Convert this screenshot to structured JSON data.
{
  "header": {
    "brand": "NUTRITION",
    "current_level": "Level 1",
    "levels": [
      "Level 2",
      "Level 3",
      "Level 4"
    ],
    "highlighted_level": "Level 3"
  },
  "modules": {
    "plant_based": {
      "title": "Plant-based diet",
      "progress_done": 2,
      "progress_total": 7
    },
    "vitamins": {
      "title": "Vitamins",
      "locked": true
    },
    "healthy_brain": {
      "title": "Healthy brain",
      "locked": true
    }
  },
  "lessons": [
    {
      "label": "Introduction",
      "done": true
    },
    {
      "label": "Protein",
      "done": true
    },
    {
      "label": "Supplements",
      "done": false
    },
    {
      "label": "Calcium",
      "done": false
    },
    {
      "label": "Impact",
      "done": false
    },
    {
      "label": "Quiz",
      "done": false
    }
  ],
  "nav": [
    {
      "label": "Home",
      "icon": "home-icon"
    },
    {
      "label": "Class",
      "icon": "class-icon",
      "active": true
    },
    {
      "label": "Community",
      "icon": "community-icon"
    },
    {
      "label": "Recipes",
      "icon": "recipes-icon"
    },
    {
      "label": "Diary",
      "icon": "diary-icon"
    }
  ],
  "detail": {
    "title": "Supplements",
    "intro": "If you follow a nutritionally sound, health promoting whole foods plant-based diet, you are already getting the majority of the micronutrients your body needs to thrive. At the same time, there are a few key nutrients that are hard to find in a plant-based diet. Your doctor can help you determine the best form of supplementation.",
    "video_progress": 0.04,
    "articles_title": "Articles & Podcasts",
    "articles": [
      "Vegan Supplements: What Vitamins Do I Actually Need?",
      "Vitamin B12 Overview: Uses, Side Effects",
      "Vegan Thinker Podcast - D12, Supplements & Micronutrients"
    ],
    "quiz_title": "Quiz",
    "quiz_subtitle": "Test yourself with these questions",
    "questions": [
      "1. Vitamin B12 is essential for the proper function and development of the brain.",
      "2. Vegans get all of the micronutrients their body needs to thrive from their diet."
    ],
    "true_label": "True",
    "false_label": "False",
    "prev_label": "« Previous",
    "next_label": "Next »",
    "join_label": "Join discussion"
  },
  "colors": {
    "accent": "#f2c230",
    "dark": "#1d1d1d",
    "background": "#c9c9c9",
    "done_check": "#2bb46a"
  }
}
········
**PROMPT:**
The whole of the material should be restated word for word.

**EXPECTED ANSWER:**
Convert this screenshot to structured JSON data.
{
  "header": {
    "brand": "NUTRITION",
    "current_level": "Level 1",
    "levels": [
      "Level 2",
      "Level 3",
      "Level 4"
    ],
    "highlighted_level": "Level 3"
  },
  "modules": {
    "plant_based": {
      "title": "Plant-based diet",
      "progress_done": 2,
      "progress_total": 7
    },
    "vitamins": {
      "title": "Vitamins",
      "locked": true
    },
    "healthy_brain": {
      "title": "Healthy brain",
      "locked": true
    }
  },
  "lessons": [
    {
      "label": "Introduction",
      "done": true
    },
    {
      "label": "Protein",
      "done": true
    },
    {
      "label": "Supplements",
      "done": false
    },
    {
      "label": "Calcium",
      "done": false
    },
    {
      "label": "Impact",
      "done": false
    },
    {
      "label": "Quiz",
      "done": false
    }
  ],
  "nav": [
    {
      "label": "Home",
      "icon": "home-icon"
    },
    {
      "label": "Class",
      "icon": "class-icon",
      "active": true
    },
    {
      "label": "Community",
      "icon": "community-icon"
    },
    {
      "label": "Recipes",
      "icon": "recipes-icon"
    },
    {
      "label": "Diary",
      "icon": "diary-icon"
    }
  ],
  "detail": {
    "title": "Supplements",
    "intro": "If you follow a nutritionally sound, health promoting whole foods plant-based diet, you are already getting the majority of the micronutrients your body needs to thrive. At the same time, there are a few key nutrients that are hard to find in a plant-based diet. Your doctor can help you determine the best form of supplementation.",
    "video_progress": 0.04,
    "articles_title": "Articles & Podcasts",
    "articles": [
      "Vegan Supplements: What Vitamins Do I Actually Need?",
      "Vitamin B12 Overview: Uses, Side Effects",
      "Vegan Thinker Podcast - D12, Supplements & Micronutrients"
    ],
    "quiz_title": "Quiz",
    "quiz_subtitle": "Test yourself with these questions",
    "questions": [
      "1. Vitamin B12 is essential for the proper function and development of the brain.",
      "2. Vegans get all of the micronutrients their body needs to thrive from their diet."
    ],
    "true_label": "True",
    "false_label": "False",
    "prev_label": "« Previous",
    "next_label": "Next »",
    "join_label": "Join discussion"
  },
  "colors": {
    "accent": "#f2c230",
    "dark": "#1d1d1d",
    "background": "#c9c9c9",
    "done_check": "#2bb46a"
  }
}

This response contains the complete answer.